_TASK_.
Write out all of the lines below, exactly and completely.

_RECORDS_.
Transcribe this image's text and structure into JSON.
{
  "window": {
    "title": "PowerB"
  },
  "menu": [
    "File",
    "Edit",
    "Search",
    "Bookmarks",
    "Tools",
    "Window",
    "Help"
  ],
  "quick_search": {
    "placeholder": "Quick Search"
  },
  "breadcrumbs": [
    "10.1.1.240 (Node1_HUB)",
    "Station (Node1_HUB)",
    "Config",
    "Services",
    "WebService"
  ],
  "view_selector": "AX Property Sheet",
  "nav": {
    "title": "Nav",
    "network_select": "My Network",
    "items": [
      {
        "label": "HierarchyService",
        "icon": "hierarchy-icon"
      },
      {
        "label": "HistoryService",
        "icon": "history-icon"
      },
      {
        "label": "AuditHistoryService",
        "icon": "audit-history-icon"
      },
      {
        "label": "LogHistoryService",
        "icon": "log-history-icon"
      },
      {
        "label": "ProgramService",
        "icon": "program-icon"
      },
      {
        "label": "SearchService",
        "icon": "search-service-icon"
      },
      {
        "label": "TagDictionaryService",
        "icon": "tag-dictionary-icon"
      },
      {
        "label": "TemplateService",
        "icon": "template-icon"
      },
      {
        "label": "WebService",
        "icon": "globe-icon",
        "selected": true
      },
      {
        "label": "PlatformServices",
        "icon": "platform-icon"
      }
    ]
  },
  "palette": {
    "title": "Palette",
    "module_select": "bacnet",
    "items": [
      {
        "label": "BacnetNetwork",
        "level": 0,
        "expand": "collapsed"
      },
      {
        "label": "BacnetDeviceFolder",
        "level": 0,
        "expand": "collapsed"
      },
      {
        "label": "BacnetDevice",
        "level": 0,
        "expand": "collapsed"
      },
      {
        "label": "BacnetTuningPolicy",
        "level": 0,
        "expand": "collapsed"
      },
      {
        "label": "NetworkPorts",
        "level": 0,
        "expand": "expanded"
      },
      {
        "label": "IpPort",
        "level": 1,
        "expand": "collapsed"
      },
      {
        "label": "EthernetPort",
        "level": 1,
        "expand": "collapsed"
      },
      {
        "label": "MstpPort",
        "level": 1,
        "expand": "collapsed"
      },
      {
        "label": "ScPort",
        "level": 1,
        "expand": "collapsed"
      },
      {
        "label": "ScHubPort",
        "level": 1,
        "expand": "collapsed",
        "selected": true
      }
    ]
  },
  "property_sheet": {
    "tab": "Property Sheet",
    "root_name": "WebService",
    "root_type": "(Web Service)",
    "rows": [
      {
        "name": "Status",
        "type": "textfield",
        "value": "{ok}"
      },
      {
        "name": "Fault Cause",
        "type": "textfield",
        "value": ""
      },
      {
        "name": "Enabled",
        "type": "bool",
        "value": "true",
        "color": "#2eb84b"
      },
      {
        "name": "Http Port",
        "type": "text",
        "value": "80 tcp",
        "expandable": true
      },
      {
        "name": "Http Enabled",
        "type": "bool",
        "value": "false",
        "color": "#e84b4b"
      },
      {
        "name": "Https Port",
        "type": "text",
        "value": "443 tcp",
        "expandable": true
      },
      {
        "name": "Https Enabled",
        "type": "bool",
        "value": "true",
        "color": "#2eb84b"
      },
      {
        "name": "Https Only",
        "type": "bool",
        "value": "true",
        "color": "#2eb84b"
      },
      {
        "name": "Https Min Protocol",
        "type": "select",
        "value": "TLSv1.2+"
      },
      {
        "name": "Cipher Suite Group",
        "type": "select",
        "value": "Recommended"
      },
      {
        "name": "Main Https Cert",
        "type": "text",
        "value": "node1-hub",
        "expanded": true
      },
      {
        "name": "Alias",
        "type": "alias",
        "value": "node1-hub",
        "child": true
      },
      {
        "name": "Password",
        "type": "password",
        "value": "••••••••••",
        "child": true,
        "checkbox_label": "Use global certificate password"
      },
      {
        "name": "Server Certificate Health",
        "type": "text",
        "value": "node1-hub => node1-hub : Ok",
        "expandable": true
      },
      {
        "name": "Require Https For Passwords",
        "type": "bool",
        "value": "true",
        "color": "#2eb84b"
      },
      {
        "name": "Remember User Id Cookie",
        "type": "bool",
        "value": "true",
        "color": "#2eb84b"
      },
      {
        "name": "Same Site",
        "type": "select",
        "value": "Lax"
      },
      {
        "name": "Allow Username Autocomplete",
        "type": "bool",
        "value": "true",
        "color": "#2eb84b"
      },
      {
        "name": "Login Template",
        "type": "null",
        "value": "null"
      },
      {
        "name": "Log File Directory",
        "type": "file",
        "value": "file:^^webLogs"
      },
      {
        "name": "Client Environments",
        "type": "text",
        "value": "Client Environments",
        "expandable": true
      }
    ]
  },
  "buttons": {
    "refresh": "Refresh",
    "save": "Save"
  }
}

_WRITTEN ANSWER_.
Transcribe this image's text and structure into JSON.
{
  "window": {
    "title": "PowerB"
  },
  "menu": [
    "File",
    "Edit",
    "Search",
    "Bookmarks",
    "Tools",
    "Window",
    "Help"
  ],
  "quick_search": {
    "placeholder": "Quick Search"
  },
  "breadcrumbs": [
    "10.1.1.240 (Node1_HUB)",
    "Station (Node1_HUB)",
    "Config",
    "Services",
    "WebService"
  ],
  "view_selector": "AX Property Sheet",
  "nav": {
    "title": "Nav",
    "network_select": "My Network",
    "items": [
      {
        "label": "HierarchyService",
        "icon": "hierarchy-icon"
      },
      {
        "label": "HistoryService",
        "icon": "history-icon"
      },
      {
        "label": "AuditHistoryService",
        "icon": "audit-history-icon"
      },
      {
        "label": "LogHistoryService",
        "icon": "log-history-icon"
      },
      {
        "label": "ProgramService",
        "icon": "program-icon"
      },
      {
        "label": "SearchService",
        "icon": "search-service-icon"
      },
      {
        "label": "TagDictionaryService",
        "icon": "tag-dictionary-icon"
      },
      {
        "label": "TemplateService",
        "icon": "template-icon"
      },
      {
        "label": "WebService",
        "icon": "globe-icon",
        "selected": true
      },
      {
        "label": "PlatformServices",
        "icon": "platform-icon"
      }
    ]
  },
  "palette": {
    "title": "Palette",
    "module_select": "bacnet",
    "items": [
      {
        "label": "BacnetNetwork",
        "level": 0,
        "expand": "collapsed"
      },
      {
        "label": "BacnetDeviceFolder",
        "level": 0,
        "expand": "collapsed"
      },
      {
        "label": "BacnetDevice",
        "level": 0,
        "expand": "collapsed"
      },
      {
        "label": "BacnetTuningPolicy",
        "level": 0,
        "expand": "collapsed"
      },
      {
        "label": "NetworkPorts",
        "level": 0,
        "expand": "expanded"
      },
      {
        "label": "IpPort",
        "level": 1,
        "expand": "collapsed"
      },
      {
        "label": "EthernetPort",
        "level": 1,
        "expand": "collapsed"
      },
      {
        "label": "MstpPort",
        "level": 1,
        "expand": "collapsed"
      },
      {
        "label": "ScPort",
        "level": 1,
        "expand": "collapsed"
      },
      {
        "label": "ScHubPort",
        "level": 1,
        "expand": "collapsed",
        "selected": true
      }
    ]
  },
  "property_sheet": {
    "tab": "Property Sheet",
    "root_name": "WebService",
    "root_type": "(Web Service)",
    "rows": [
      {
        "name": "Status",
        "type": "textfield",
        "value": "{ok}"
      },
      {
        "name": "Fault Cause",
        "type": "textfield",
        "value": ""
      },
      {
        "name": "Enabled",
        "type": "bool",
        "value": "true",
        "color": "#2eb84b"
      },
      {
        "name": "Http Port",
        "type": "text",
        "value": "80 tcp",
        "expandable": true
      },
      {
        "name": "Http Enabled",
        "type": "bool",
        "value": "false",
        "color": "#e84b4b"
      },
      {
        "name": "Https Port",
        "type": "text",
        "value": "443 tcp",
        "expandable": true
      },
      {
        "name": "Https Enabled",
        "type": "bool",
        "value": "true",
        "color": "#2eb84b"
      },
      {
        "name": "Https Only",
        "type": "bool",
        "value": "true",
        "color": "#2eb84b"
      },
      {
        "name": "Https Min Protocol",
        "type": "select",
        "value": "TLSv1.2+"
      },
      {
        "name": "Cipher Suite Group",
        "type": "select",
        "value": "Recommended"
      },
      {
        "name": "Main Https Cert",
        "type": "text",
        "value": "node1-hub",
        "expanded": true
      },
      {
        "name": "Alias",
        "type": "alias",
        "value": "node1-hub",
        "child": true
      },
      {
        "name": "Password",
        "type": "password",
        "value": "••••••••••",
        "child": true,
        "checkbox_label": "Use global certificate password"
      },
      {
        "name": "Server Certificate Health",
        "type": "text",
        "value": "node1-hub => node1-hub : Ok",
        "expandable": true
      },
      {
        "name": "Require Https For Passwords",
        "type": "bool",
        "value": "true",
        "color": "#2eb84b"
      },
      {
        "name": "Remember User Id Cookie",
        "type": "bool",
        "value": "true",
        "color": "#2eb84b"
      },
      {
        "name": "Same Site",
        "type": "select",
        "value": "Lax"
      },
      {
        "name": "Allow Username Autocomplete",
        "type": "bool",
        "value": "true",
        "color": "#2eb84b"
      },
      {
        "name": "Login Template",
        "type": "null",
        "value": "null"
      },
      {
        "name": "Log File Directory",
        "type": "file",
        "value": "file:^^webLogs"
      },
      {
        "name": "Client Environments",
        "type": "text",
        "value": "Client Environments",
        "expandable": true
      }
    ]
  },
  "buttons": {
    "refresh": "Refresh",
    "save": "Save"
  }
}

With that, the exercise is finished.